** Start of THE DATA **

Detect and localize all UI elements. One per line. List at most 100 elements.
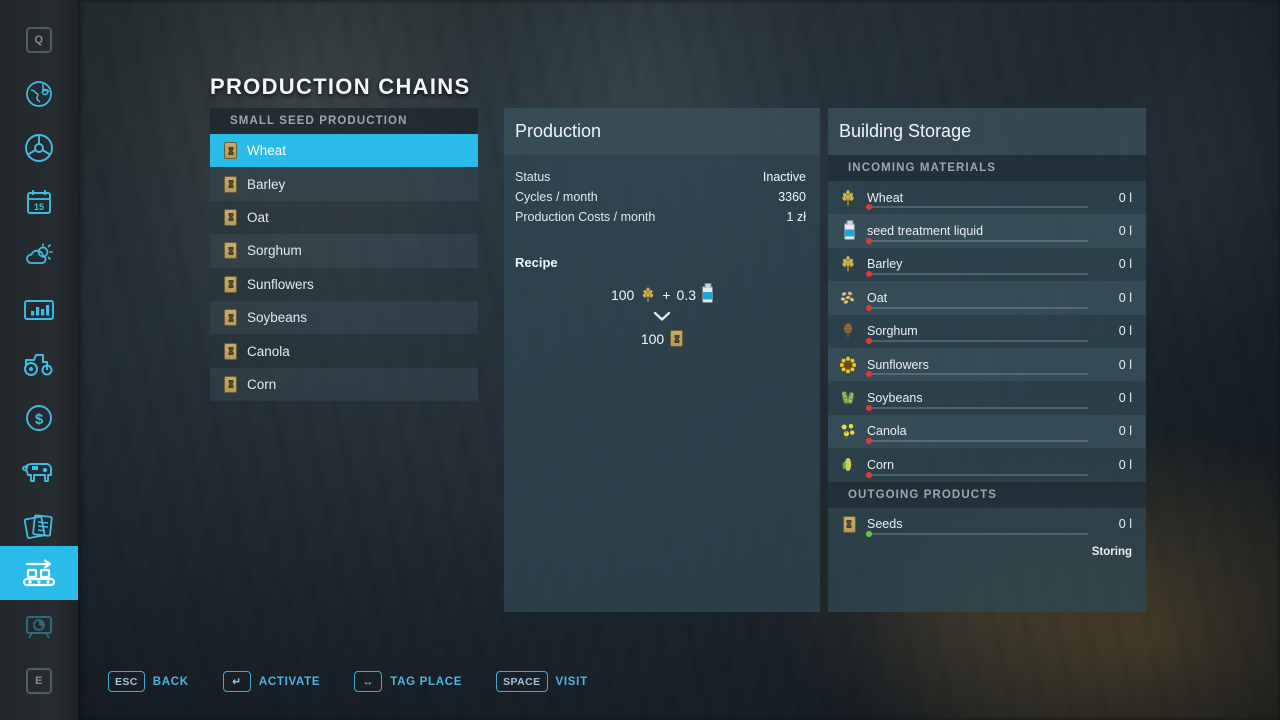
material-name: seed treatment liquid (867, 224, 1119, 238)
sidebar-item-finances[interactable]: $ (0, 391, 78, 445)
keyboard-hints-bar: ESC BACK ↵ACTIVATE ↔TAG PLACE SPACEVISIT (108, 671, 588, 692)
incoming-material-row[interactable]: Corn0 l (828, 448, 1146, 481)
material-fill-bar (866, 373, 1088, 375)
incoming-material-row[interactable]: Sunflowers0 l (828, 348, 1146, 381)
chain-list-item[interactable]: Wheat (210, 134, 478, 167)
tractor-icon (22, 351, 56, 377)
sidebar-item-contracts[interactable] (0, 499, 78, 553)
hint-action-label: BACK (153, 676, 189, 688)
hint-keycap: ESC (108, 671, 145, 692)
incoming-material-row[interactable]: Oat0 l (828, 281, 1146, 314)
sidebar-item-vehicles[interactable] (0, 337, 78, 391)
material-fill-bar (866, 240, 1088, 242)
chain-list-item[interactable]: Corn (210, 368, 478, 401)
incoming-material-row[interactable]: Wheat0 l (828, 181, 1146, 214)
outgoing-product-row[interactable]: Seeds0 l (828, 508, 1146, 541)
treatment-liquid-icon (702, 286, 713, 303)
material-name: Canola (867, 424, 1119, 438)
sidebar-item-radio[interactable] (0, 600, 78, 654)
building-storage-panel: Building Storage INCOMING MATERIALS Whea… (828, 108, 1146, 612)
sidebar-item-e-key[interactable]: E (0, 654, 78, 708)
documents-icon (23, 512, 55, 540)
production-stats: Status Inactive Cycles / month 3360 Prod… (504, 167, 820, 227)
stat-value: Inactive (763, 170, 806, 184)
material-icon (838, 422, 858, 440)
recipe-input-line: 100 + 0.3 (504, 286, 820, 303)
material-fill-bar (866, 440, 1088, 442)
production-panel-title: Production (504, 108, 820, 155)
material-icon (838, 255, 858, 273)
material-amount: 0 l (1119, 324, 1132, 338)
material-fill-bar (866, 340, 1088, 342)
material-status-dot (866, 338, 872, 344)
seed-bag-icon (224, 176, 237, 193)
sidebar-item-animals[interactable] (0, 445, 78, 499)
material-name: Corn (867, 458, 1119, 472)
material-icon (838, 189, 858, 207)
stat-row-status: Status Inactive (504, 167, 820, 187)
stat-row-cycles: Cycles / month 3360 (504, 187, 820, 207)
stat-row-costs: Production Costs / month 1 zł (504, 207, 820, 227)
recipe-arrow (504, 311, 820, 322)
seed-bag-icon (224, 242, 237, 259)
chain-list-item[interactable]: Barley (210, 167, 478, 200)
chain-list-item[interactable]: Oat (210, 201, 478, 234)
globe-icon (24, 79, 54, 109)
material-status-dot (866, 438, 872, 444)
material-name: Sorghum (867, 324, 1119, 338)
material-fill-bar (866, 273, 1088, 275)
recipe-output-amount: 100 (641, 331, 664, 347)
material-icon (838, 322, 858, 340)
incoming-material-row[interactable]: Canola0 l (828, 415, 1146, 448)
e-key-icon: E (26, 668, 52, 694)
sidebar-item-production-chains[interactable] (0, 546, 78, 600)
recipe-plus-sign: + (662, 287, 670, 303)
chain-list-item[interactable]: Sunflowers (210, 268, 478, 301)
material-name: Sunflowers (867, 358, 1119, 372)
seeds-icon (670, 330, 683, 347)
recipe-output-line: 100 (504, 330, 820, 347)
incoming-material-row[interactable]: Barley0 l (828, 248, 1146, 281)
q-key-icon: Q (26, 27, 52, 53)
material-status-dot (866, 405, 872, 411)
incoming-material-row[interactable]: seed treatment liquid0 l (828, 214, 1146, 247)
chain-list-item-label: Wheat (247, 143, 286, 158)
keyboard-hint[interactable]: ↔TAG PLACE (354, 671, 462, 692)
material-icon (838, 223, 858, 240)
chain-list-item-label: Barley (247, 177, 285, 192)
recipe-heading: Recipe (504, 255, 820, 270)
recipe-input-amount-1: 100 (611, 287, 634, 303)
stat-label: Status (515, 170, 550, 184)
material-status-dot (866, 204, 872, 210)
hint-keycap: ↔ (354, 671, 382, 692)
production-conveyor-icon (19, 557, 59, 589)
incoming-material-row[interactable]: Soybeans0 l (828, 381, 1146, 414)
sidebar-item-calendar[interactable]: 15 (0, 175, 78, 229)
material-amount: 0 l (1119, 458, 1132, 472)
material-fill-bar (866, 407, 1088, 409)
material-status-dot (866, 371, 872, 377)
chain-list-item-label: Sorghum (247, 243, 302, 258)
sidebar-item-map[interactable] (0, 67, 78, 121)
sidebar-item-vehicles-steering[interactable] (0, 121, 78, 175)
sidebar-item-weather[interactable] (0, 229, 78, 283)
material-status-dot (866, 238, 872, 244)
stat-value: 1 zł (787, 210, 806, 224)
game-menu-screen: Q 15 (0, 0, 1280, 720)
keyboard-hint[interactable]: ESC BACK (108, 671, 189, 692)
keyboard-hint[interactable]: SPACEVISIT (496, 671, 588, 692)
chain-list-item[interactable]: Canola (210, 334, 478, 367)
material-icon (838, 516, 858, 533)
material-amount: 0 l (1119, 517, 1132, 531)
incoming-material-row[interactable]: Sorghum0 l (828, 315, 1146, 348)
material-icon (838, 389, 858, 407)
chain-list-item[interactable]: Sorghum (210, 234, 478, 267)
material-status-dot (866, 472, 872, 478)
chain-list-item[interactable]: Soybeans (210, 301, 478, 334)
keyboard-hint[interactable]: ↵ACTIVATE (223, 671, 320, 692)
material-fill-bar (866, 533, 1088, 535)
chain-list-item-label: Oat (247, 210, 269, 225)
sidebar-item-statistics[interactable] (0, 283, 78, 337)
sidebar-item-q-key[interactable]: Q (0, 13, 78, 67)
chain-list-item-label: Corn (247, 377, 276, 392)
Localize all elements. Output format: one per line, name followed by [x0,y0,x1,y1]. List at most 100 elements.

** End of THE DATA **

- **GOAL**:
Reproduce only the lines of the items that begin with the line containing "material-name: seed treatment" and end with the line containing "material-fill-bar (866, 440, 1088, 442)", renaming each "incoming-material-row" to "input-material-row" and leaving everything else unchanged.

- **IN RESPONSE**:
material-name: seed treatment liquid (867, 224, 1119, 238)
sidebar-item-finances[interactable]: $ (0, 391, 78, 445)
keyboard-hints-bar: ESC BACK ↵ACTIVATE ↔TAG PLACE SPACEVISIT (108, 671, 588, 692)
input-material-row[interactable]: Corn0 l (828, 448, 1146, 481)
material-fill-bar (866, 373, 1088, 375)
input-material-row[interactable]: Sunflowers0 l (828, 348, 1146, 381)
chain-list-item[interactable]: Wheat (210, 134, 478, 167)
tractor-icon (22, 351, 56, 377)
sidebar-item-contracts[interactable] (0, 499, 78, 553)
hint-action-label: BACK (153, 676, 189, 688)
hint-keycap: ESC (108, 671, 145, 692)
input-material-row[interactable]: Oat0 l (828, 281, 1146, 314)
sidebar-item-vehicles[interactable] (0, 337, 78, 391)
material-fill-bar (866, 240, 1088, 242)
chain-list-item[interactable]: Corn (210, 368, 478, 401)
input-material-row[interactable]: Wheat0 l (828, 181, 1146, 214)
outgoing-product-row[interactable]: Seeds0 l (828, 508, 1146, 541)
treatment-liquid-icon (702, 286, 713, 303)
material-name: Canola (867, 424, 1119, 438)
sidebar-item-radio[interactable] (0, 600, 78, 654)
building-storage-panel: Building Storage INCOMING MATERIALS Whea… (828, 108, 1146, 612)
sidebar-item-e-key[interactable]: E (0, 654, 78, 708)
documents-icon (23, 512, 55, 540)
production-stats: Status Inactive Cycles / month 3360 Prod… (504, 167, 820, 227)
stat-value: Inactive (763, 170, 806, 184)
material-icon (838, 422, 858, 440)
recipe-input-line: 100 + 0.3 (504, 286, 820, 303)
material-fill-bar (866, 440, 1088, 442)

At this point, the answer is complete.